**Task instructions**:
Locate the word "احمد" in the material, then show every line that holds it.

**Supplied information**:
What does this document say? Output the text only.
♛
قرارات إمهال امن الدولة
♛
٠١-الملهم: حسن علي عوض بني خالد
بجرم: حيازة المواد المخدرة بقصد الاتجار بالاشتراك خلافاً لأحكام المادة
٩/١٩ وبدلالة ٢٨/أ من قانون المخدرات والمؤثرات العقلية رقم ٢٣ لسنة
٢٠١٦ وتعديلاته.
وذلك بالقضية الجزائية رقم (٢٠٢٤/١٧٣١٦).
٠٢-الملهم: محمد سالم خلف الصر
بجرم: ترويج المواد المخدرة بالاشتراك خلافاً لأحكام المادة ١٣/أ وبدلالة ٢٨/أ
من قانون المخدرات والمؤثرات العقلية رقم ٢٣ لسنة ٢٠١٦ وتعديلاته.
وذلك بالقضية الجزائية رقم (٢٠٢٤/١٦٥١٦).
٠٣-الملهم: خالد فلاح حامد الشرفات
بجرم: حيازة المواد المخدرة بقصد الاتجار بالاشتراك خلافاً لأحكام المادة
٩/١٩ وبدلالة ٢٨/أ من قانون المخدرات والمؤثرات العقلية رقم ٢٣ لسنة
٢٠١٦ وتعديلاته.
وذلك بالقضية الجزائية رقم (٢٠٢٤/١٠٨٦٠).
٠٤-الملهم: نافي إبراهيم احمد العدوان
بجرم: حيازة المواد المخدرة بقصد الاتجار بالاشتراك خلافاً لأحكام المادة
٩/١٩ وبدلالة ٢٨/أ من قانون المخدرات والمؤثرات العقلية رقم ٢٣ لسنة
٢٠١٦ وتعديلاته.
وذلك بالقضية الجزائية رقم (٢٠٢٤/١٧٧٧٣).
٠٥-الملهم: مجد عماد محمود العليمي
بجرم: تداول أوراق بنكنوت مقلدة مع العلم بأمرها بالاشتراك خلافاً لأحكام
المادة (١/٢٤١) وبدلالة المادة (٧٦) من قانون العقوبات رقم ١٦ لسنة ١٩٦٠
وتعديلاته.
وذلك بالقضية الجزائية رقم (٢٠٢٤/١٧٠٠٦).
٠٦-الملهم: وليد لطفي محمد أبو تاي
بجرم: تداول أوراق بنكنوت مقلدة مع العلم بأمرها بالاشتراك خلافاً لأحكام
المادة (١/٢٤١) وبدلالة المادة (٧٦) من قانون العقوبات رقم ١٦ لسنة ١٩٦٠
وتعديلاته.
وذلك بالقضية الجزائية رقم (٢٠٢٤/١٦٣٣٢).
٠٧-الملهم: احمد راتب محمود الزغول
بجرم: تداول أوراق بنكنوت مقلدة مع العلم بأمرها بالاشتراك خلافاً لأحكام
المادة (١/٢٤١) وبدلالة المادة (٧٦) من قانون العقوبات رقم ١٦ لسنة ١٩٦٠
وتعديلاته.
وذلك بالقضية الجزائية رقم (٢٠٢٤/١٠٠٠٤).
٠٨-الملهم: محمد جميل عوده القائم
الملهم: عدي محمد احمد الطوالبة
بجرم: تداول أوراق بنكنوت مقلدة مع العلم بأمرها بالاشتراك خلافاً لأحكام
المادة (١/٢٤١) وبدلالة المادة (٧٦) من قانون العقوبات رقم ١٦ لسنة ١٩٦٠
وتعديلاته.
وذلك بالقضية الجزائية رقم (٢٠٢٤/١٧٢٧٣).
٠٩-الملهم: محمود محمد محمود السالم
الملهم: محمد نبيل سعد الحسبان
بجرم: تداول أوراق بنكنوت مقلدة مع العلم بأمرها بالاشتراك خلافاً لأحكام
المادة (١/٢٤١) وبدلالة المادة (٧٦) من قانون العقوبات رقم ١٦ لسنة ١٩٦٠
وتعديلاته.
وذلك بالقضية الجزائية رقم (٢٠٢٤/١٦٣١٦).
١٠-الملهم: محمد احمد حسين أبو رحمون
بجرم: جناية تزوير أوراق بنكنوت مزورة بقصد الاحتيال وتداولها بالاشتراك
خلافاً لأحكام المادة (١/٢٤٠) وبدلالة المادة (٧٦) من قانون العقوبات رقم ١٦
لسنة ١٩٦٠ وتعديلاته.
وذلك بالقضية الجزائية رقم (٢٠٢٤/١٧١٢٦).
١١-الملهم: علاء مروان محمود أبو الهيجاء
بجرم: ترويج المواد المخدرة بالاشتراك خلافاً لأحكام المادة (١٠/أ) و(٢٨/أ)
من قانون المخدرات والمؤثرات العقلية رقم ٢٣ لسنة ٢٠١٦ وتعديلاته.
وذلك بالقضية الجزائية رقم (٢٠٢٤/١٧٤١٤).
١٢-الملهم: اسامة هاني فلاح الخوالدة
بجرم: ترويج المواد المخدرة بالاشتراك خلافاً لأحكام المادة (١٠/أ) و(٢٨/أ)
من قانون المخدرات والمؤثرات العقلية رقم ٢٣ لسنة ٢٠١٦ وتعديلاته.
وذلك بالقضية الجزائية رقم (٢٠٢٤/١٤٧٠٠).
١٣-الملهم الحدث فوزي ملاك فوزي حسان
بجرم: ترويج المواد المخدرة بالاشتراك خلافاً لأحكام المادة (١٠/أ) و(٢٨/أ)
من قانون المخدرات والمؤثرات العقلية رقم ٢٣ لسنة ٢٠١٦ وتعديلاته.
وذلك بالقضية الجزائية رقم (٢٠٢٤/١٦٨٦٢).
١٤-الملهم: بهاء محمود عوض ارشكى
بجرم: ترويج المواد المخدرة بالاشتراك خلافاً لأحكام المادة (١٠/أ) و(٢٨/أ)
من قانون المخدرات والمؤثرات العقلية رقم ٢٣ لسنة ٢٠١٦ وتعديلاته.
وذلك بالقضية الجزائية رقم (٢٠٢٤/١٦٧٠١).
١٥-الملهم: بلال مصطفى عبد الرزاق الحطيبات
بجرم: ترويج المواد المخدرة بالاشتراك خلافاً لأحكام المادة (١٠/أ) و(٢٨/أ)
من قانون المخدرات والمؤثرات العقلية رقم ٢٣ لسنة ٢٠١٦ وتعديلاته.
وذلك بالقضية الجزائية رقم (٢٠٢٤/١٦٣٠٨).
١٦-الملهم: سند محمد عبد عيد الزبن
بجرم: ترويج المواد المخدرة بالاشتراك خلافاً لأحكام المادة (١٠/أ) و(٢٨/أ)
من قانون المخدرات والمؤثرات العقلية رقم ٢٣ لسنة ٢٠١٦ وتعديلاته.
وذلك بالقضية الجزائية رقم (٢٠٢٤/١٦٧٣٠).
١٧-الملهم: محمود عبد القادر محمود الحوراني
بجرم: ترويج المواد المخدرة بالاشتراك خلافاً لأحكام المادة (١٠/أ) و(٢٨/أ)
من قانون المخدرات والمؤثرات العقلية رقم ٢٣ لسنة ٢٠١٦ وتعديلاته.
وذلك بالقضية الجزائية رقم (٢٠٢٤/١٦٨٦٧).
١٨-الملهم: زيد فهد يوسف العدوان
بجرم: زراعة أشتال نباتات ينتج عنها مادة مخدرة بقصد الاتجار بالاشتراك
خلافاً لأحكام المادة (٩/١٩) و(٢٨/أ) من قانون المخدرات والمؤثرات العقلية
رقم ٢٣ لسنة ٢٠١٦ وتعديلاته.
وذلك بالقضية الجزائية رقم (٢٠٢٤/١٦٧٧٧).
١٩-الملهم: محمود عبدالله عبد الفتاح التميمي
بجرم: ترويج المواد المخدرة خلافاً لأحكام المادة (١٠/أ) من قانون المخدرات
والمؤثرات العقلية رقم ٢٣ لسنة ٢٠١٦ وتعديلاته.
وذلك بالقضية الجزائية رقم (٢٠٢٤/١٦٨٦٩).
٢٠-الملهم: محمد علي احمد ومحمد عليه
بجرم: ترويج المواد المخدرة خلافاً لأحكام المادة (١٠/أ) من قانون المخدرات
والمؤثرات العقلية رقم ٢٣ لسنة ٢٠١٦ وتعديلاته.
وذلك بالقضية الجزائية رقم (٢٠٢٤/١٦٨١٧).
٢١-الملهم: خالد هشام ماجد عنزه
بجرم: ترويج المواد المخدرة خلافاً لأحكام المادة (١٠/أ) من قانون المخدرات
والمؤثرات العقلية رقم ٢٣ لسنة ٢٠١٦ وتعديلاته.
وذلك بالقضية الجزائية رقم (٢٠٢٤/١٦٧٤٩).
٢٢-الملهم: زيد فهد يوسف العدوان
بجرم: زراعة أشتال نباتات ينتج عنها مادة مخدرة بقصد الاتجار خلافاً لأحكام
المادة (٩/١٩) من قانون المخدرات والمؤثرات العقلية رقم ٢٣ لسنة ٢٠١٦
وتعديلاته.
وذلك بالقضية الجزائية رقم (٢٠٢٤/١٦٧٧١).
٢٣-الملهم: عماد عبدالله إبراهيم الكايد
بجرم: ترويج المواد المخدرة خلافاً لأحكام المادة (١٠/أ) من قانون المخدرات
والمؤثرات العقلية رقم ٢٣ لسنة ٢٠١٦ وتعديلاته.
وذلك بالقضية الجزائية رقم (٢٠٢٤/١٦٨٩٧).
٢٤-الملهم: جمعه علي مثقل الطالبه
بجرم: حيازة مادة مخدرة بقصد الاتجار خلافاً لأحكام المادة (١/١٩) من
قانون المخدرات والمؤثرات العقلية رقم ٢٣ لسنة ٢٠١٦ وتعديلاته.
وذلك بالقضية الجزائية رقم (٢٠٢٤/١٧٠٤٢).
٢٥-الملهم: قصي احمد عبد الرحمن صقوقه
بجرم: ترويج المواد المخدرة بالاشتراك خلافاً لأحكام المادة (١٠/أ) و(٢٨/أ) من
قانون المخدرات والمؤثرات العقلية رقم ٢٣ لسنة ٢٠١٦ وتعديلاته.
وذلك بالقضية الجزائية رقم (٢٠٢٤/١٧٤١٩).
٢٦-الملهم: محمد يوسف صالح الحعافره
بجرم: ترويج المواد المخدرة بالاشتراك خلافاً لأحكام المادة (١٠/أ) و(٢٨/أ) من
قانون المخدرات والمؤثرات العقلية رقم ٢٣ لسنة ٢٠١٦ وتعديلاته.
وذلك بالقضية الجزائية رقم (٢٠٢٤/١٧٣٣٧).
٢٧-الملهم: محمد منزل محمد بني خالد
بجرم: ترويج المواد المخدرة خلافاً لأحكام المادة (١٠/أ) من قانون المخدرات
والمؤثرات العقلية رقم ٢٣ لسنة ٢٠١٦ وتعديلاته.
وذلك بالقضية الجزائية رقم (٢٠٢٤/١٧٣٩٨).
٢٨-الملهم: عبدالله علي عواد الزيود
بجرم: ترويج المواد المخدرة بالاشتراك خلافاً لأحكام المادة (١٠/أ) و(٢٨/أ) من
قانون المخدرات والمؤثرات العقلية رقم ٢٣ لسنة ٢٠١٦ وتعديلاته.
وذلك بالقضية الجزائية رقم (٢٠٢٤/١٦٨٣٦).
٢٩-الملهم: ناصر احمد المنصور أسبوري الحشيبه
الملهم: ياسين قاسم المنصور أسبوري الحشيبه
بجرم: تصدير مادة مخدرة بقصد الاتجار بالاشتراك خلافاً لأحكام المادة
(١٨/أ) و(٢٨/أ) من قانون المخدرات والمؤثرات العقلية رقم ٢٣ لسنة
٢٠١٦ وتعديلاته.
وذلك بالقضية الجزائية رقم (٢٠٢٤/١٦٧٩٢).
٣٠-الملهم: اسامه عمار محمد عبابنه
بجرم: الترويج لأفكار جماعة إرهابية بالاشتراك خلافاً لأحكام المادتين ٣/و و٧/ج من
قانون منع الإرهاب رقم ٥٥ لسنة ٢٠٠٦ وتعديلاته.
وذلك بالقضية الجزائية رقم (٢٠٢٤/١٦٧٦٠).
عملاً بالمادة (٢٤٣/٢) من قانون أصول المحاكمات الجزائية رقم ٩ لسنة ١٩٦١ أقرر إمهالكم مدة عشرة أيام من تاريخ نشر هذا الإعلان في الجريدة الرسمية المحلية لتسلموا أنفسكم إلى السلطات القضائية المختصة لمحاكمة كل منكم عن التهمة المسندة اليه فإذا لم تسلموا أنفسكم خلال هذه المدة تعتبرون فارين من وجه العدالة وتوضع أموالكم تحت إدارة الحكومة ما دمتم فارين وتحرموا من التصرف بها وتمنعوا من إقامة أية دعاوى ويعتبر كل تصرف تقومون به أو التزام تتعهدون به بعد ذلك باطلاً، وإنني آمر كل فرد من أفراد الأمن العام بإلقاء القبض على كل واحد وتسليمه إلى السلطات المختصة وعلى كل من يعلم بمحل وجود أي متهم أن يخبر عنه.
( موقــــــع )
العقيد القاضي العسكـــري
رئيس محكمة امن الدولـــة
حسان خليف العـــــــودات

**Reply to the exercise**:
٠٤-الملهم: نافي إبراهيم احمد العدوان
٠٧-الملهم: احمد راتب محمود الزغول
الملهم: عدي محمد احمد الطوالبة
١٠-الملهم: محمد احمد حسين أبو رحمون
٢٠-الملهم: محمد علي احمد ومحمد عليه
٢٥-الملهم: قصي احمد عبد الرحمن صقوقه
٢٩-الملهم: ناصر احمد المنصور أسبوري الحشيبه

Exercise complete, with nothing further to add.